#### Entries shown

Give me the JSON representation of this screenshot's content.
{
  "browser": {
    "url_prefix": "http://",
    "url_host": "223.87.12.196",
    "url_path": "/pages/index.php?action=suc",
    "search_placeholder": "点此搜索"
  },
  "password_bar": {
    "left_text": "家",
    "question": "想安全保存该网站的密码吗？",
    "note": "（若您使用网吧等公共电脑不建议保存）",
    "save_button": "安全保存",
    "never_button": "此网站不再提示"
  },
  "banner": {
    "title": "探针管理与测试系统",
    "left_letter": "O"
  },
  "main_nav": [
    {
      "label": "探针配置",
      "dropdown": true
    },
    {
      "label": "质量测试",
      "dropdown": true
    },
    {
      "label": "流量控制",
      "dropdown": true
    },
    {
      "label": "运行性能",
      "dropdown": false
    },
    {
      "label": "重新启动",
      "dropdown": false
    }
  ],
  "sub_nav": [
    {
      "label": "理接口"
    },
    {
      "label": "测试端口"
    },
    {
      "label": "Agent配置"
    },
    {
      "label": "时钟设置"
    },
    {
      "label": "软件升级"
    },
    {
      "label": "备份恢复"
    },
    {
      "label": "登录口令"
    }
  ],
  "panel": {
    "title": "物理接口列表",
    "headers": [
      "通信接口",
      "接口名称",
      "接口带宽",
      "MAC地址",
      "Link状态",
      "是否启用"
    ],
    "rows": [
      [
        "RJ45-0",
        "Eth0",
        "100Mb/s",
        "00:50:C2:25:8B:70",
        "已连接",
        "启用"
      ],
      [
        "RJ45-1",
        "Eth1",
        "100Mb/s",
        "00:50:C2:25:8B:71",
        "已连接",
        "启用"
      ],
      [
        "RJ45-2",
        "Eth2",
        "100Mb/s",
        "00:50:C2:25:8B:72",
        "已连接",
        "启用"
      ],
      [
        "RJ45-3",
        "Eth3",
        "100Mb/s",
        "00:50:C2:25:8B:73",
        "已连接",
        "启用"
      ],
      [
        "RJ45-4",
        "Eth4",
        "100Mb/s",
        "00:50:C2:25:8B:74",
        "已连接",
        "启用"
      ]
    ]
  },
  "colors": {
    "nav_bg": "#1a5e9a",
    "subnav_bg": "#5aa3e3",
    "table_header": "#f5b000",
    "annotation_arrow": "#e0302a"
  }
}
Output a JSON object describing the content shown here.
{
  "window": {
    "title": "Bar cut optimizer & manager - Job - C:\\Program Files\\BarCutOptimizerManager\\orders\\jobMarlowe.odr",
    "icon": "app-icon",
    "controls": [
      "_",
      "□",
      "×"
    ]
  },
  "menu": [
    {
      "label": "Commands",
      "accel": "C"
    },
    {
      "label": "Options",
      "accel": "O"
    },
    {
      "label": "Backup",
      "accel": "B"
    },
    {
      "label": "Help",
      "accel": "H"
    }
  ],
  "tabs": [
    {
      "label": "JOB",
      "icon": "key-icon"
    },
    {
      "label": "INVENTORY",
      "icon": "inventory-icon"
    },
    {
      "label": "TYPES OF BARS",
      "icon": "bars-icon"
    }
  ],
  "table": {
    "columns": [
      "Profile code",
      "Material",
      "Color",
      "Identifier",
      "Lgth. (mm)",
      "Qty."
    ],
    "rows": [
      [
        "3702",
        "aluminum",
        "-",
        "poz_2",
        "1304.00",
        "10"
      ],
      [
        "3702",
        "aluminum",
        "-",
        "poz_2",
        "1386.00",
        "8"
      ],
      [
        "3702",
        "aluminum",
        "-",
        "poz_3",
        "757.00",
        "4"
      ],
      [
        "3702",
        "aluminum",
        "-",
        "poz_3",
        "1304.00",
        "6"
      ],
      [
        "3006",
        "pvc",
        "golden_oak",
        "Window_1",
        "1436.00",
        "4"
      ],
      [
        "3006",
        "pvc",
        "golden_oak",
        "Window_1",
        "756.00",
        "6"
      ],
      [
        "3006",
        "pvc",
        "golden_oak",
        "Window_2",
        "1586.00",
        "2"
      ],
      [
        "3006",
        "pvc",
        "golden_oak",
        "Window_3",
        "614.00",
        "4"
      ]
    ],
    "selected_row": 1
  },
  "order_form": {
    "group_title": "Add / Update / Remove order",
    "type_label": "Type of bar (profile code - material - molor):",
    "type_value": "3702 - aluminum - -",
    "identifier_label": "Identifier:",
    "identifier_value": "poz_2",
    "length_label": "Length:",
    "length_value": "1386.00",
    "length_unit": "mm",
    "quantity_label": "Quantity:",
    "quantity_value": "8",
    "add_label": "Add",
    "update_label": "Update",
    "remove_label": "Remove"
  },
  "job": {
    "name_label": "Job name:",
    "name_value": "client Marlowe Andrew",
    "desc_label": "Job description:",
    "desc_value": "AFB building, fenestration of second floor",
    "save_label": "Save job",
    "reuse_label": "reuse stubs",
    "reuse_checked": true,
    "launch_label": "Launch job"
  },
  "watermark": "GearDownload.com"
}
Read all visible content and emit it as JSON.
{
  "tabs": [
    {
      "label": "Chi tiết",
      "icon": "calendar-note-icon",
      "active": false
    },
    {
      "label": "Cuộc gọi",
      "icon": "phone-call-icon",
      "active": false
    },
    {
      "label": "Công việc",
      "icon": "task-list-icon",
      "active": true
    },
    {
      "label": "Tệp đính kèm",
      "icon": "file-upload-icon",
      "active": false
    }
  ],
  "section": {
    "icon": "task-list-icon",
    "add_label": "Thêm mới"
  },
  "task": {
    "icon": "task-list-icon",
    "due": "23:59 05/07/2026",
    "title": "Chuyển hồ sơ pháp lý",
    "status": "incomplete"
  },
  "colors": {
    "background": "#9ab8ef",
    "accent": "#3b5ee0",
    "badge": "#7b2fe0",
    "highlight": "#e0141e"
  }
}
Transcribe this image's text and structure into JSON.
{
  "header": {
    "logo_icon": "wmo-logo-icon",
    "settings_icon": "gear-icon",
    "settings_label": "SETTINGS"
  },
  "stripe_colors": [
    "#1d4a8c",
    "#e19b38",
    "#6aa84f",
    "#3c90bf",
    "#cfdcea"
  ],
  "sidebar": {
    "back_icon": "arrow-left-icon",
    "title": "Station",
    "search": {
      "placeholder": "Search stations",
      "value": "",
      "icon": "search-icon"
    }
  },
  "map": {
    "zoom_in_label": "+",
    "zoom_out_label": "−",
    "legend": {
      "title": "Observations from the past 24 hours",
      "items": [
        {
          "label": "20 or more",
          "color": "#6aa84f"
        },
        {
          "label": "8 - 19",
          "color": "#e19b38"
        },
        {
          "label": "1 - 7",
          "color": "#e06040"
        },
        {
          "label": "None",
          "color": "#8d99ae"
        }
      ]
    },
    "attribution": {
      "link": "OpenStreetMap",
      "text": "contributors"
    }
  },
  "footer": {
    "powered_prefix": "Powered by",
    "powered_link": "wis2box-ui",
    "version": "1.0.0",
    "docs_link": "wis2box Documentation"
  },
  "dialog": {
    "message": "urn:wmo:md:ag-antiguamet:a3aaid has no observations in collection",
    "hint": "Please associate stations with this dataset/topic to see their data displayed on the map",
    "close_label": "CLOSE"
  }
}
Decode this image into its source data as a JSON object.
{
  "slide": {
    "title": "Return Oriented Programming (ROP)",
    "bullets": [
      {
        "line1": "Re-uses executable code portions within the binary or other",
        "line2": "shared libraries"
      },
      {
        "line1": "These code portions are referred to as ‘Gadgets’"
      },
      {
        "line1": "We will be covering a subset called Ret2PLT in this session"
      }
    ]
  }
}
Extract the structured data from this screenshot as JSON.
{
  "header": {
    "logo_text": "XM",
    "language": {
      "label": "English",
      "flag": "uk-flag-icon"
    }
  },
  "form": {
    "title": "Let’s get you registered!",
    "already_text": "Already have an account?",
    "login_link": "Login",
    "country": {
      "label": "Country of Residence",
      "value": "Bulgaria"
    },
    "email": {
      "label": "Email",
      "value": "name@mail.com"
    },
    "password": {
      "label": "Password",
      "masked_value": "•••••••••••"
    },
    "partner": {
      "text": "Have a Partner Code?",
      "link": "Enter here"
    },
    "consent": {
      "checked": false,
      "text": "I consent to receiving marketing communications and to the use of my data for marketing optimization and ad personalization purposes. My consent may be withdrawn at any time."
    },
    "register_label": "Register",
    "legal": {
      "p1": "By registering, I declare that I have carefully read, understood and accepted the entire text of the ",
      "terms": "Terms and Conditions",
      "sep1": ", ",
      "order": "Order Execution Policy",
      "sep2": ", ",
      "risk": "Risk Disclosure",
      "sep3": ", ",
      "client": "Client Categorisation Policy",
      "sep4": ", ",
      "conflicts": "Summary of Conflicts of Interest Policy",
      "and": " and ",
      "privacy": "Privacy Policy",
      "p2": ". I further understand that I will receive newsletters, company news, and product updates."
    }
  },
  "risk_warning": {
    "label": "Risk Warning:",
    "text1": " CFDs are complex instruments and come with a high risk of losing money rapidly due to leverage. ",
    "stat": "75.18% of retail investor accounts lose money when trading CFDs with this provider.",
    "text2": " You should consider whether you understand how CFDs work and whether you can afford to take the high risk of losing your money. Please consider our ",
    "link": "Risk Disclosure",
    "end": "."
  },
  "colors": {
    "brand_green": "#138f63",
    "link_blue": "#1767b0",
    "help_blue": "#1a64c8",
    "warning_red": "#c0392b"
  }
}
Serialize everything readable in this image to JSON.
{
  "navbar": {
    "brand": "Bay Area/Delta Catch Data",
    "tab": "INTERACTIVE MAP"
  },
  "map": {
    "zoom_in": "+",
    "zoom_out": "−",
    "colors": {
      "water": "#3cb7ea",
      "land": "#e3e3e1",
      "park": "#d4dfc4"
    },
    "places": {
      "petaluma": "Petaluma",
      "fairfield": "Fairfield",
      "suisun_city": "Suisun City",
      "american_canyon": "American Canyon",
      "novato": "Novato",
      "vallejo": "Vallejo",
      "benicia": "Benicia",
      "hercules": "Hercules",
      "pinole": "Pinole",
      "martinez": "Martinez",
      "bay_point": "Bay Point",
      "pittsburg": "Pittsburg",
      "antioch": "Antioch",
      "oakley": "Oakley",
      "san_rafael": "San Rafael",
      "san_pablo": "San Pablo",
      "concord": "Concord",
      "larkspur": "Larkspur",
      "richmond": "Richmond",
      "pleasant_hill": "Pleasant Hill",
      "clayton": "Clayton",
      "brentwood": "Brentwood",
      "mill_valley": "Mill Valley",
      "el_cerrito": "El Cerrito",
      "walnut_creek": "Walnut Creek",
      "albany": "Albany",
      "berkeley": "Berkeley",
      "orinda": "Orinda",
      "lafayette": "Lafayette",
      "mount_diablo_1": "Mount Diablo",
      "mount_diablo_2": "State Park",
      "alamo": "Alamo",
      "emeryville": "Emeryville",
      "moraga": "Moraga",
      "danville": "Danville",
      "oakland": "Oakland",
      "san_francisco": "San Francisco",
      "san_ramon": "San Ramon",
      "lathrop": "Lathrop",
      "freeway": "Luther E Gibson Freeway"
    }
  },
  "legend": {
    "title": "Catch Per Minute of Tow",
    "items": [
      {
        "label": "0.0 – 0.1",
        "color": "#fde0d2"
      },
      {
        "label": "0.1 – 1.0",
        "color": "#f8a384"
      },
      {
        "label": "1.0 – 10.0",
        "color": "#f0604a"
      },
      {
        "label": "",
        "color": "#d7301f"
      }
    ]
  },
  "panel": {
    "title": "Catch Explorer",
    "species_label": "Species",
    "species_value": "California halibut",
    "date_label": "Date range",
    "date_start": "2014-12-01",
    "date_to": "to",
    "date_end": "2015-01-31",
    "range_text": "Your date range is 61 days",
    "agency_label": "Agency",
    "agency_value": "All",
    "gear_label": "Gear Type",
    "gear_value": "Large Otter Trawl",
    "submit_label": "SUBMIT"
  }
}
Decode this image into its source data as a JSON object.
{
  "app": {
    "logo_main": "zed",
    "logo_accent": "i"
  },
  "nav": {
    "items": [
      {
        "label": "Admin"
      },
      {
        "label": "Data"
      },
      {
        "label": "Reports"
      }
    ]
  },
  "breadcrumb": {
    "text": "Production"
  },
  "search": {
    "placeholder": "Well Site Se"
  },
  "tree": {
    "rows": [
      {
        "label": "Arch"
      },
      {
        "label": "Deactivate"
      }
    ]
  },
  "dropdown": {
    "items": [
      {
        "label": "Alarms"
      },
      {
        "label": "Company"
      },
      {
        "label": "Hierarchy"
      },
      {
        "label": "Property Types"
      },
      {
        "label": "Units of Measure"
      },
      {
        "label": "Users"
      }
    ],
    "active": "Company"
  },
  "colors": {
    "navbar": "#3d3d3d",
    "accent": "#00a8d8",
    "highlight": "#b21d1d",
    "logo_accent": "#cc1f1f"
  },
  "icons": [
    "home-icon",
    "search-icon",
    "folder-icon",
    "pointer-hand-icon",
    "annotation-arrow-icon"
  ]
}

########

Using the data above, copy each line that contains "portions".

--- Written answer ---
        "line1": "Re-uses executable code portions within the binary or other",
        "line1": "These code portions are referred to as ‘Gadgets’"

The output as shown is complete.